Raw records
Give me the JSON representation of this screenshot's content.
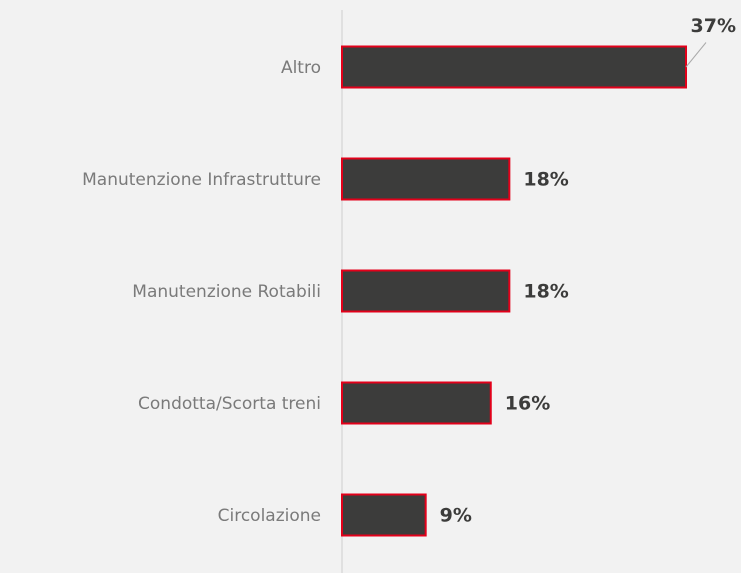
{
  "chart_data": {
    "type": "bar",
    "orientation": "horizontal",
    "categories": [
      "Altro",
      "Manutenzione Infrastrutture",
      "Manutenzione Rotabili",
      "Condotta/Scorta treni",
      "Circolazione"
    ],
    "values": [
      37,
      18,
      18,
      16,
      9
    ],
    "value_labels": [
      "37%",
      "18%",
      "18%",
      "16%",
      "9%"
    ],
    "color": "#3c3c3b",
    "edge_color": "#e2001a"
  }
}
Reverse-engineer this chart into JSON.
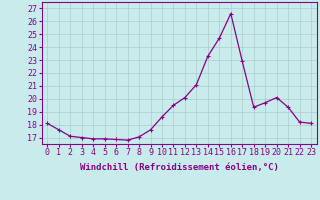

**WHAT TO DO**
Transcribe the listing in full and omit the pictures.

**SOLUTION TO THE EXERCISE**
Give me the JSON representation of this screenshot's content.
{
  "chart_data": {
    "type": "bar",
    "orientation": "horizontal",
    "categories": [
      "Altro",
      "Manutenzione Infrastrutture",
      "Manutenzione Rotabili",
      "Condotta/Scorta treni",
      "Circolazione"
    ],
    "values": [
      37,
      18,
      18,
      16,
      9
    ],
    "value_labels": [
      "37%",
      "18%",
      "18%",
      "16%",
      "9%"
    ],
    "color": "#3c3c3b",
    "edge_color": "#e2001a"
  }
}
Reverse-engineer this chart into JSON.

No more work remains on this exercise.